(Extracted records)
━━━━
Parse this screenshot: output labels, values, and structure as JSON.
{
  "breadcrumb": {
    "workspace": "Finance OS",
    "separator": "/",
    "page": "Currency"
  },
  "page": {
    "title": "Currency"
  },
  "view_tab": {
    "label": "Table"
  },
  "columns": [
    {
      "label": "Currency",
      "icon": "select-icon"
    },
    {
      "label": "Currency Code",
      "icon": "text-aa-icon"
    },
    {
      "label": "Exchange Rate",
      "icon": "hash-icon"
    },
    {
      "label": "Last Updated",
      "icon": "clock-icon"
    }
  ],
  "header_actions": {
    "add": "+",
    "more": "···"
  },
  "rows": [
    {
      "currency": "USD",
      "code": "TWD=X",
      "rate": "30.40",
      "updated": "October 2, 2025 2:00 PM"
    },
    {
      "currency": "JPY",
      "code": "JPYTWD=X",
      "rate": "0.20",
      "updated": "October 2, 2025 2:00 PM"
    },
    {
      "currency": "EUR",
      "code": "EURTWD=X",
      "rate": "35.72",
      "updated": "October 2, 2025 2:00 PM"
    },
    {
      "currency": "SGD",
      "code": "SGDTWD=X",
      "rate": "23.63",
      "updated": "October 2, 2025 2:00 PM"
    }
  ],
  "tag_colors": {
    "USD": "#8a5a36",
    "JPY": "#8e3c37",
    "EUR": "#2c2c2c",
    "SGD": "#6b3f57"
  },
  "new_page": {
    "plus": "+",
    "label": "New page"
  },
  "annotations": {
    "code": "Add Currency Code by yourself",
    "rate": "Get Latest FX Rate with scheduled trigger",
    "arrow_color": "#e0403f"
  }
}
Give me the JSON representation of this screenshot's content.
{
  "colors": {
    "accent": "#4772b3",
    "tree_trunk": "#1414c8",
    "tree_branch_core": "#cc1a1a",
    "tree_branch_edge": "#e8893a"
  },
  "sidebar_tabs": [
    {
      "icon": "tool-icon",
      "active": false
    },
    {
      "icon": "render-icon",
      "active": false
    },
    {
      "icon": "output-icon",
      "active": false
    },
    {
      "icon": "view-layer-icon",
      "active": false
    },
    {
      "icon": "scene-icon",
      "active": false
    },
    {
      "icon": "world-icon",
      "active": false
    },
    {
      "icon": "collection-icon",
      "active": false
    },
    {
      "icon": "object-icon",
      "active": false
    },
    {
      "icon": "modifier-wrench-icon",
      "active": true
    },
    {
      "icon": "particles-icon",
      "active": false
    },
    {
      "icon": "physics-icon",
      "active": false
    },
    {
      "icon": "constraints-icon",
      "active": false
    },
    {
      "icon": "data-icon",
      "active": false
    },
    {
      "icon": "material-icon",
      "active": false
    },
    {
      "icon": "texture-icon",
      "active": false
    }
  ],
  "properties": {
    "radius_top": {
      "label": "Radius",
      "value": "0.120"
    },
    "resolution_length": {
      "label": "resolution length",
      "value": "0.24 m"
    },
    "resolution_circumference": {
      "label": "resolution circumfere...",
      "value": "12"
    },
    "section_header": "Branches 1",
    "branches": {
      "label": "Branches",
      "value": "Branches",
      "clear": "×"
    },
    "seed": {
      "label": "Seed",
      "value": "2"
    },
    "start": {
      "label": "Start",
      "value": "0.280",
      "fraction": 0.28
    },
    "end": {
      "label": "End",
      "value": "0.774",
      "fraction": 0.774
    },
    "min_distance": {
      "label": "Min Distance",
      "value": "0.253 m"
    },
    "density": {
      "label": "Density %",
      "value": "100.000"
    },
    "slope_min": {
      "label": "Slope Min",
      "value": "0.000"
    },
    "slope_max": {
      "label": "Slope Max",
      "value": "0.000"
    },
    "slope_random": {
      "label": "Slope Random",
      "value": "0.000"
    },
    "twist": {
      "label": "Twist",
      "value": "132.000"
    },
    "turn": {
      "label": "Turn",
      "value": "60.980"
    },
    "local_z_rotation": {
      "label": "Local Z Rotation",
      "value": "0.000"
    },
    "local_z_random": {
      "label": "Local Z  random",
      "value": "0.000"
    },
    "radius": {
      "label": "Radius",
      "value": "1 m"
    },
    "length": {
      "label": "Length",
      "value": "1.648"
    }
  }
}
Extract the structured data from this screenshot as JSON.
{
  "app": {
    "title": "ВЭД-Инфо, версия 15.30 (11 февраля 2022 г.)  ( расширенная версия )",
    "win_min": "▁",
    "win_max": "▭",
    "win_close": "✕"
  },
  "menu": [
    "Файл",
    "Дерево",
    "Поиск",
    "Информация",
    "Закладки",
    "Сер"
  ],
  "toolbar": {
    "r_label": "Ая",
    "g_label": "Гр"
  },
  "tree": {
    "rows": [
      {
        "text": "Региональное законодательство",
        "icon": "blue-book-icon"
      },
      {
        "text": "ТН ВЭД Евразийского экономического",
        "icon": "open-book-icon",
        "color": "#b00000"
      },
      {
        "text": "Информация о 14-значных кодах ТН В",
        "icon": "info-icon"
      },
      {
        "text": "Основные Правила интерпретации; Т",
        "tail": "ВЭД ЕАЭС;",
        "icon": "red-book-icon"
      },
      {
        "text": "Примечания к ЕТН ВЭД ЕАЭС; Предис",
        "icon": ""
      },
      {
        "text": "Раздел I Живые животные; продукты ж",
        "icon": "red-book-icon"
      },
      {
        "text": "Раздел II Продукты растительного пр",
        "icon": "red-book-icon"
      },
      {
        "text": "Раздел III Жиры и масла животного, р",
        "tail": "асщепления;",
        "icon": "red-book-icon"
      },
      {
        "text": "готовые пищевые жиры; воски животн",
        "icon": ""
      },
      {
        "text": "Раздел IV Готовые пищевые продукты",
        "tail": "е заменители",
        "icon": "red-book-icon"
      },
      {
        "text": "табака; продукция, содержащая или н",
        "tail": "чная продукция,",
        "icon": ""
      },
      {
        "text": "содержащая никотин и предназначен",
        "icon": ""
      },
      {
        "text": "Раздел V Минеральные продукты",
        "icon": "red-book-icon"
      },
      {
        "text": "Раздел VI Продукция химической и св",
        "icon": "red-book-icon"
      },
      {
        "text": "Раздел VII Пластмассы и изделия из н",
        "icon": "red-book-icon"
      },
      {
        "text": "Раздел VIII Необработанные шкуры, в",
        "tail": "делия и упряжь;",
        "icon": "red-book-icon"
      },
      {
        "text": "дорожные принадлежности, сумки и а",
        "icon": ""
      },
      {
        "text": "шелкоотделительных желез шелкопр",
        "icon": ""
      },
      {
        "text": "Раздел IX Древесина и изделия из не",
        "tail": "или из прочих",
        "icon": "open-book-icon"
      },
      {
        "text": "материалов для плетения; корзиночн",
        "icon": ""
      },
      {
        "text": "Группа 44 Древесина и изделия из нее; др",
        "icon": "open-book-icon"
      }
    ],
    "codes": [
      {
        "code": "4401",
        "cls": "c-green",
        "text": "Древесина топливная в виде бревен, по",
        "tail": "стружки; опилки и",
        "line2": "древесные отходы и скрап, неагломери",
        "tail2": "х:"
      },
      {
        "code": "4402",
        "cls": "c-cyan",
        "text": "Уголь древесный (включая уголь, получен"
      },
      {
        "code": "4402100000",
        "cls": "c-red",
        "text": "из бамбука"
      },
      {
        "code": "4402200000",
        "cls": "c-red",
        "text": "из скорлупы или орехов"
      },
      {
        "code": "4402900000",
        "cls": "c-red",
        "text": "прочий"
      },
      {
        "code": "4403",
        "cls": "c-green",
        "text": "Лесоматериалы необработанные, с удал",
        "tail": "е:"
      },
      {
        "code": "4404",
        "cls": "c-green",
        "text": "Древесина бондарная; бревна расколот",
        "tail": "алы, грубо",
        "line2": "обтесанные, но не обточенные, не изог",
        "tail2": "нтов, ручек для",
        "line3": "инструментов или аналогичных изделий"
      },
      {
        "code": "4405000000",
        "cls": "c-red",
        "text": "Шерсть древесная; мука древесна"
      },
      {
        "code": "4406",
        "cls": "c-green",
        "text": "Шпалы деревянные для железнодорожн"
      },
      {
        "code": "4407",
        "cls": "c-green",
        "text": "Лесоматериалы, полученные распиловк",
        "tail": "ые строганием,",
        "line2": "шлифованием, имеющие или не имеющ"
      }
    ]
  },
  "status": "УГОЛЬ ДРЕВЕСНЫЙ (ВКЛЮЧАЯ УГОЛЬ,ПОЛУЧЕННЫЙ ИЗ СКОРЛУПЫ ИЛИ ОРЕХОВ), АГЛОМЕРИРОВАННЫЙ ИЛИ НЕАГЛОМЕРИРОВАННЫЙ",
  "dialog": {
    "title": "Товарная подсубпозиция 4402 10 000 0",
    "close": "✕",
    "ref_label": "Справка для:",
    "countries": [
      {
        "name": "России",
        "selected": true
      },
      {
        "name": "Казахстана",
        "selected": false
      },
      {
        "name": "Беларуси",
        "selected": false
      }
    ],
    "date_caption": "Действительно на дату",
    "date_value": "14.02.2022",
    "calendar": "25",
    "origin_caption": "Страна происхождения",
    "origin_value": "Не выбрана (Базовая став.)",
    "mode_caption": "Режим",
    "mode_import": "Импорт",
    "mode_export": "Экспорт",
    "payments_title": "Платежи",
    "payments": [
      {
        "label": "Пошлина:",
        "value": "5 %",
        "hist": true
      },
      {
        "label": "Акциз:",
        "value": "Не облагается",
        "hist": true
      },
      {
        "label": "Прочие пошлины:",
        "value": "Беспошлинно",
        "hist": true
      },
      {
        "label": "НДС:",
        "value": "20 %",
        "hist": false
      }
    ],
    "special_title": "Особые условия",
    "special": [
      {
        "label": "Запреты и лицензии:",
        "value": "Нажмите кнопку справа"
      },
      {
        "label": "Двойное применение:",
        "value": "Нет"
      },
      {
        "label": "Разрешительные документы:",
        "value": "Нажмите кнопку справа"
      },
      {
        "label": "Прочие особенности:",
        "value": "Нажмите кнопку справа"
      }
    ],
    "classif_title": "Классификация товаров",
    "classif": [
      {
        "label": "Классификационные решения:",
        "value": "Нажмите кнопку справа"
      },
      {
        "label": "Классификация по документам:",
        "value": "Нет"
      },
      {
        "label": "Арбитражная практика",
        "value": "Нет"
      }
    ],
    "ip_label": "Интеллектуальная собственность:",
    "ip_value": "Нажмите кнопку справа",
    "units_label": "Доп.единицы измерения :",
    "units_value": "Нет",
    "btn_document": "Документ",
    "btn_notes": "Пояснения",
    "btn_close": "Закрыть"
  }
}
━━━━
- **Stated exercise**: Scan the material and collect every line that contains "Лесоматериалы".

- **The reply**:
        "text": "Лесоматериалы необработанные, с удал",
        "text": "Лесоматериалы, полученные распиловк",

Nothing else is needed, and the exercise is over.